____ Data shown
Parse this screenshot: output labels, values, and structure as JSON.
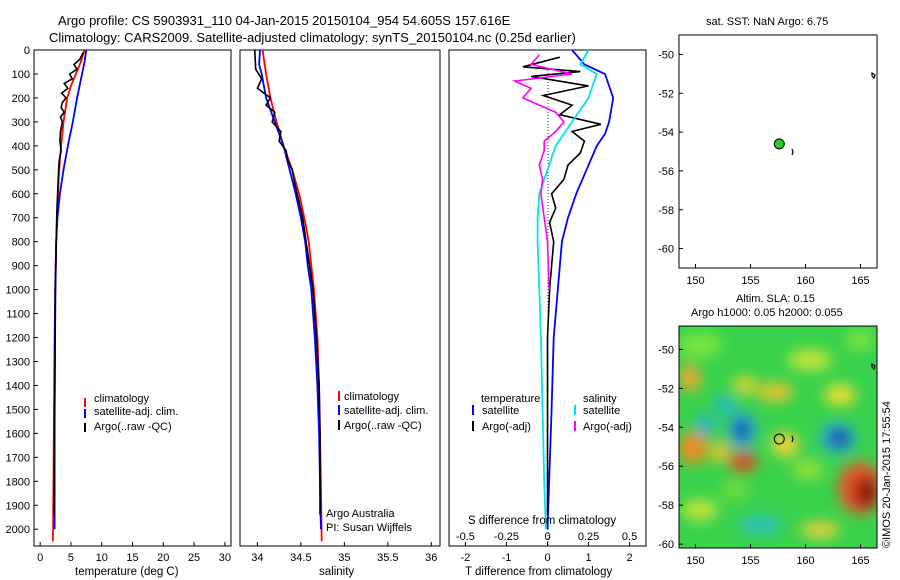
{
  "title_line1": "Argo profile: CS 5903931_110 04-Jan-2015 20150104_954 54.605S 157.616E",
  "title_line2": "Climatology: CARS2009. Satellite-adjusted climatology: synTS_20150104.nc (0.25d earlier)",
  "credit": "©IMOS 20-Jan-2015 17:55:54",
  "colors": {
    "climatology": "#ff0000",
    "satellite": "#0000ff",
    "argo": "#000000",
    "satellite_s": "#00e5e5",
    "argo_s": "#ff00ff",
    "float_marker": "#00cc00"
  },
  "depth_ticks": [
    0,
    100,
    200,
    300,
    400,
    500,
    600,
    700,
    800,
    900,
    1000,
    1100,
    1200,
    1300,
    1400,
    1500,
    1600,
    1700,
    1800,
    1900,
    2000
  ],
  "chart_data": [
    {
      "type": "line",
      "name": "temperature-profile",
      "xlabel": "temperature (deg C)",
      "xlim": [
        -1,
        31
      ],
      "ylim": [
        2070,
        0
      ],
      "xticks": [
        0,
        5,
        10,
        15,
        20,
        25,
        30
      ],
      "legend": [
        "climatology",
        "satellite-adj. clim.",
        "Argo(..raw -QC)"
      ],
      "series": [
        {
          "key": "climatology",
          "color": "#ff0000",
          "depth": [
            0,
            50,
            100,
            150,
            200,
            300,
            400,
            500,
            600,
            700,
            800,
            1000,
            1200,
            1500,
            2000,
            2050
          ],
          "values": [
            7.2,
            6.6,
            5.8,
            5.0,
            4.4,
            3.8,
            3.4,
            3.1,
            2.9,
            2.75,
            2.6,
            2.45,
            2.35,
            2.25,
            2.1,
            2.05
          ]
        },
        {
          "key": "satellite",
          "color": "#0000ff",
          "depth": [
            0,
            50,
            100,
            200,
            300,
            400,
            500,
            600,
            700,
            800,
            1000,
            1200,
            1500,
            1800,
            2000
          ],
          "values": [
            7.5,
            7.2,
            6.8,
            6.0,
            5.3,
            4.5,
            3.8,
            3.2,
            2.8,
            2.6,
            2.45,
            2.4,
            2.35,
            2.35,
            2.35
          ]
        },
        {
          "key": "argo",
          "color": "#000000",
          "depth": [
            10,
            40,
            60,
            80,
            100,
            120,
            140,
            160,
            180,
            200,
            220,
            240,
            260,
            280,
            300,
            340,
            380,
            420,
            460,
            500,
            560,
            620,
            680,
            740,
            800,
            900,
            1000,
            1200,
            1400,
            1600,
            1800,
            1940
          ],
          "values": [
            7.0,
            6.4,
            5.5,
            6.0,
            4.8,
            5.2,
            3.9,
            4.5,
            3.5,
            4.2,
            3.6,
            3.4,
            3.9,
            3.3,
            3.6,
            3.3,
            3.2,
            3.4,
            3.1,
            3.0,
            2.9,
            2.8,
            2.7,
            2.65,
            2.6,
            2.55,
            2.5,
            2.45,
            2.4,
            2.35,
            2.3,
            2.25
          ]
        }
      ]
    },
    {
      "type": "line",
      "name": "salinity-profile",
      "xlabel": "salinity",
      "xlim": [
        33.8,
        36.1
      ],
      "ylim": [
        2070,
        0
      ],
      "xticks": [
        34,
        34.5,
        35,
        35.5,
        36
      ],
      "legend": [
        "climatology",
        "satellite-adj. clim.",
        "Argo(..raw -QC)"
      ],
      "annotation": [
        "Argo Australia",
        "PI: Susan Wijffels"
      ],
      "series": [
        {
          "key": "climatology",
          "color": "#ff0000",
          "depth": [
            0,
            50,
            100,
            200,
            300,
            400,
            500,
            600,
            700,
            800,
            900,
            1000,
            1200,
            1400,
            1600,
            1800,
            2050
          ],
          "values": [
            34.06,
            34.08,
            34.1,
            34.15,
            34.22,
            34.3,
            34.4,
            34.48,
            34.54,
            34.59,
            34.62,
            34.65,
            34.69,
            34.71,
            34.72,
            34.73,
            34.74
          ]
        },
        {
          "key": "satellite",
          "color": "#0000ff",
          "depth": [
            0,
            60,
            100,
            200,
            300,
            400,
            500,
            600,
            700,
            800,
            900,
            1000,
            1200,
            1400,
            1600,
            1800,
            2000
          ],
          "values": [
            34.03,
            34.02,
            34.05,
            34.1,
            34.2,
            34.3,
            34.37,
            34.44,
            34.5,
            34.55,
            34.58,
            34.62,
            34.66,
            34.69,
            34.71,
            34.72,
            34.73
          ]
        },
        {
          "key": "argo",
          "color": "#000000",
          "depth": [
            0,
            80,
            120,
            160,
            200,
            230,
            260,
            300,
            340,
            380,
            420,
            460,
            500,
            560,
            620,
            700,
            800,
            900,
            1000,
            1200,
            1400,
            1600,
            1800,
            1940
          ],
          "values": [
            33.97,
            33.98,
            34.05,
            34.0,
            34.15,
            34.1,
            34.2,
            34.17,
            34.27,
            34.25,
            34.33,
            34.35,
            34.4,
            34.43,
            34.47,
            34.52,
            34.56,
            34.6,
            34.64,
            34.68,
            34.71,
            34.72,
            34.72,
            34.72
          ]
        }
      ]
    },
    {
      "type": "line",
      "name": "difference-profile",
      "xlabel": "T difference from climatology",
      "xlabel2": "S difference from climatology",
      "xlim": [
        -2.4,
        2.4
      ],
      "ylim": [
        2070,
        0
      ],
      "xticks": [
        -2,
        -1,
        0,
        1,
        2
      ],
      "xticks_s": [
        -0.5,
        -0.25,
        0,
        0.25,
        0.5
      ],
      "legend_headers": [
        "temperature",
        "salinity"
      ],
      "legend": [
        "satellite",
        "Argo(-adj)",
        "satellite",
        "Argo(-adj)"
      ],
      "series": [
        {
          "key": "T satellite",
          "color": "#0000ff",
          "depth": [
            0,
            60,
            100,
            200,
            300,
            350,
            400,
            500,
            600,
            700,
            800,
            1000,
            1200,
            1500,
            2000
          ],
          "values": [
            0.6,
            0.9,
            1.4,
            1.6,
            1.5,
            1.4,
            1.2,
            0.95,
            0.7,
            0.5,
            0.35,
            0.25,
            0.15,
            0.1,
            0.0
          ]
        },
        {
          "key": "T Argo",
          "color": "#000000",
          "depth": [
            30,
            70,
            90,
            110,
            150,
            190,
            230,
            270,
            310,
            340,
            380,
            430,
            480,
            540,
            600,
            660,
            720,
            800,
            900,
            1000,
            1200,
            1500,
            1940
          ],
          "values": [
            0.3,
            -0.6,
            0.8,
            -0.4,
            1.0,
            -0.1,
            0.6,
            0.3,
            1.3,
            0.6,
            0.9,
            0.8,
            0.5,
            0.4,
            0.1,
            0.2,
            0.05,
            0.15,
            0.1,
            0.05,
            0.0,
            0.0,
            0.0
          ]
        },
        {
          "key": "S satellite",
          "color": "#00e5e5",
          "depth": [
            0,
            60,
            100,
            200,
            300,
            400,
            500,
            600,
            700,
            800,
            1000,
            1200,
            1500,
            1800,
            2000
          ],
          "values": [
            0.25,
            0.2,
            0.3,
            0.25,
            0.15,
            0.05,
            0.0,
            -0.05,
            -0.06,
            -0.06,
            -0.05,
            -0.04,
            -0.03,
            -0.02,
            -0.01
          ]
        },
        {
          "key": "S Argo",
          "color": "#ff00ff",
          "depth": [
            20,
            60,
            100,
            130,
            160,
            200,
            230,
            260,
            300,
            340,
            380,
            420,
            480,
            540,
            600,
            700,
            800,
            1000
          ],
          "values": [
            -0.05,
            -0.1,
            0.15,
            -0.2,
            -0.1,
            -0.15,
            -0.05,
            0.05,
            0.1,
            0.05,
            -0.02,
            -0.02,
            -0.05,
            -0.03,
            -0.04,
            -0.02,
            0.0,
            0.01
          ]
        }
      ]
    },
    {
      "type": "scatter",
      "name": "sst-map",
      "title": "sat. SST: NaN Argo: 6.75",
      "xlim": [
        148.5,
        166.5
      ],
      "ylim": [
        -61,
        -49
      ],
      "xticks": [
        150,
        155,
        160,
        165
      ],
      "yticks": [
        -50,
        -52,
        -54,
        -56,
        -58,
        -60
      ],
      "points": [
        {
          "x": 157.616,
          "y": -54.605
        }
      ]
    },
    {
      "type": "heatmap",
      "name": "sla-map",
      "title_line1": "Altim. SLA: 0.15",
      "title_line2": "Argo h1000: 0.05 h2000: 0.055",
      "xlim": [
        148.5,
        166.5
      ],
      "ylim": [
        -60.2,
        -48.8
      ],
      "xticks": [
        150,
        155,
        160,
        165
      ],
      "yticks": [
        -50,
        -52,
        -54,
        -56,
        -58,
        -60
      ],
      "points": [
        {
          "x": 157.616,
          "y": -54.605
        }
      ]
    }
  ]
}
________
Given problem → From the listing above, collect every line that mentions the word "difference".

Written response →
      "name": "difference-profile",
      "xlabel": "T difference from climatology",
      "xlabel2": "S difference from climatology",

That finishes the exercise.